Dataset items:

>> Begin

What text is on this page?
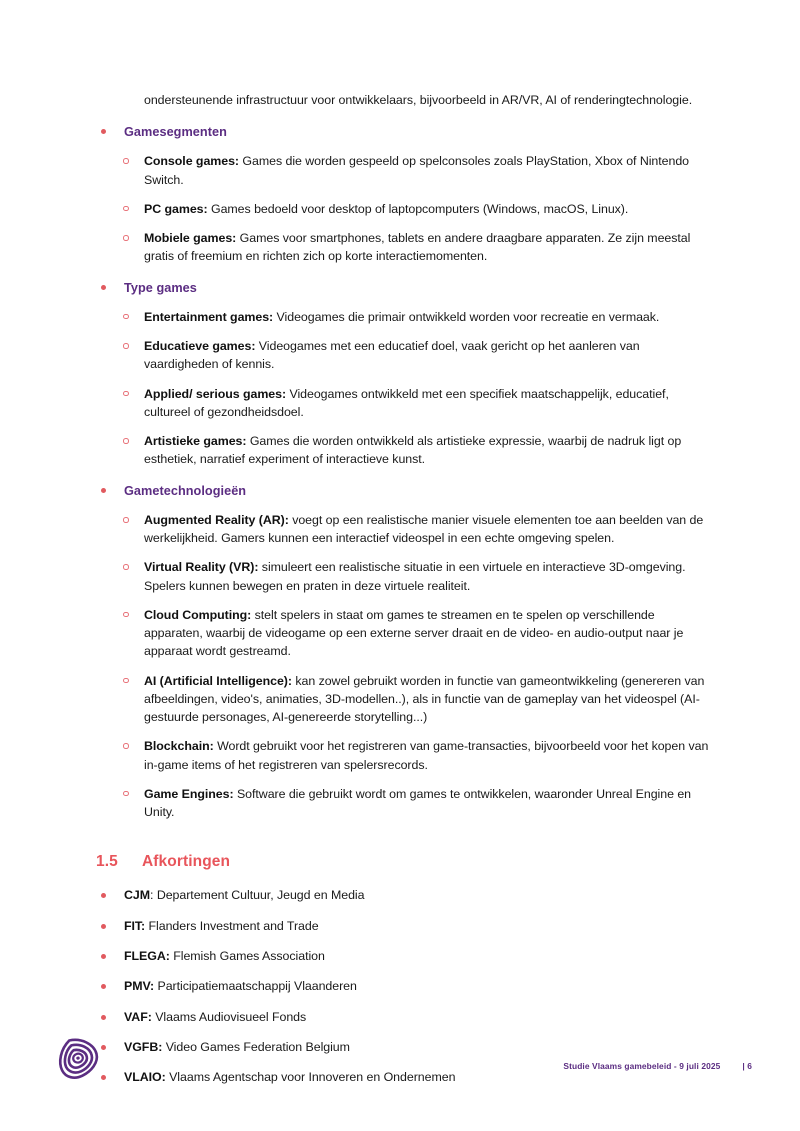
ondersteunende infrastructuur voor ontwikkelaars, bijvoorbeeld in AR/VR, AI of renderingtechnologie.

Gamesegmenten
Console games: Games die worden gespeeld op spelconsoles zoals PlayStation, Xbox of Nintendo Switch.
PC games: Games bedoeld voor desktop of laptopcomputers (Windows, macOS, Linux).
Mobiele games: Games voor smartphones, tablets en andere draagbare apparaten. Ze zijn meestal gratis of freemium en richten zich op korte interactiemomenten.
Type games
Entertainment games: Videogames die primair ontwikkeld worden voor recreatie en vermaak.
Educatieve games: Videogames met een educatief doel, vaak gericht op het aanleren van vaardigheden of kennis.
Applied/ serious games: Videogames ontwikkeld met een specifiek maatschappelijk, educatief, cultureel of gezondheidsdoel.
Artistieke games: Games die worden ontwikkeld als artistieke expressie, waarbij de nadruk ligt op esthetiek, narratief experiment of interactieve kunst.
Gametechnologieën
Augmented Reality (AR): voegt op een realistische manier visuele elementen toe aan beelden van de werkelijkheid. Gamers kunnen een interactief videospel in een echte omgeving spelen.
Virtual Reality (VR): simuleert een realistische situatie in een virtuele en interactieve 3D-omgeving. Spelers kunnen bewegen en praten in deze virtuele realiteit.
Cloud Computing: stelt spelers in staat om games te streamen en te spelen op verschillende apparaten, waarbij de videogame op een externe server draait en de video- en audio-output naar je apparaat wordt gestreamd.
AI (Artificial Intelligence): kan zowel gebruikt worden in functie van gameontwikkeling (genereren van afbeeldingen, video's, animaties, 3D-modellen..), als in functie van de gameplay van het videospel (AI-gestuurde personages, AI-genereerde storytelling...)
Blockchain: Wordt gebruikt voor het registreren van game-transacties, bijvoorbeeld voor het kopen van in-game items of het registreren van spelersrecords.
Game Engines: Software die gebruikt wordt om games te ontwikkelen, waaronder Unreal Engine en Unity.
1.5	Afkortingen
CJM: Departement Cultuur, Jeugd en Media
FIT: Flanders Investment and Trade
FLEGA: Flemish Games Association
PMV: Participatiemaatschappij Vlaanderen
VAF: Vlaams Audiovisueel Fonds
VGFB: Video Games Federation Belgium
VLAIO: Vlaams Agentschap voor Innoveren en Ondernemen
Studie Vlaams gamebeleid - 9 juli 2025	| 6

>> End

**WRITTEN EXERCISE**
Copy, from the material, each line that holds the string "spelen".

**COMPLETED TASK**
Augmented Reality (AR): voegt op een realistische manier visuele elementen toe aan beelden van de werkelijkheid. Gamers kunnen een interactief videospel in een echte omgeving spelen.
Cloud Computing: stelt spelers in staat om games te streamen en te spelen op verschillende apparaten, waarbij de videogame op een externe server draait en de video- en audio-output naar je apparaat wordt gestreamd.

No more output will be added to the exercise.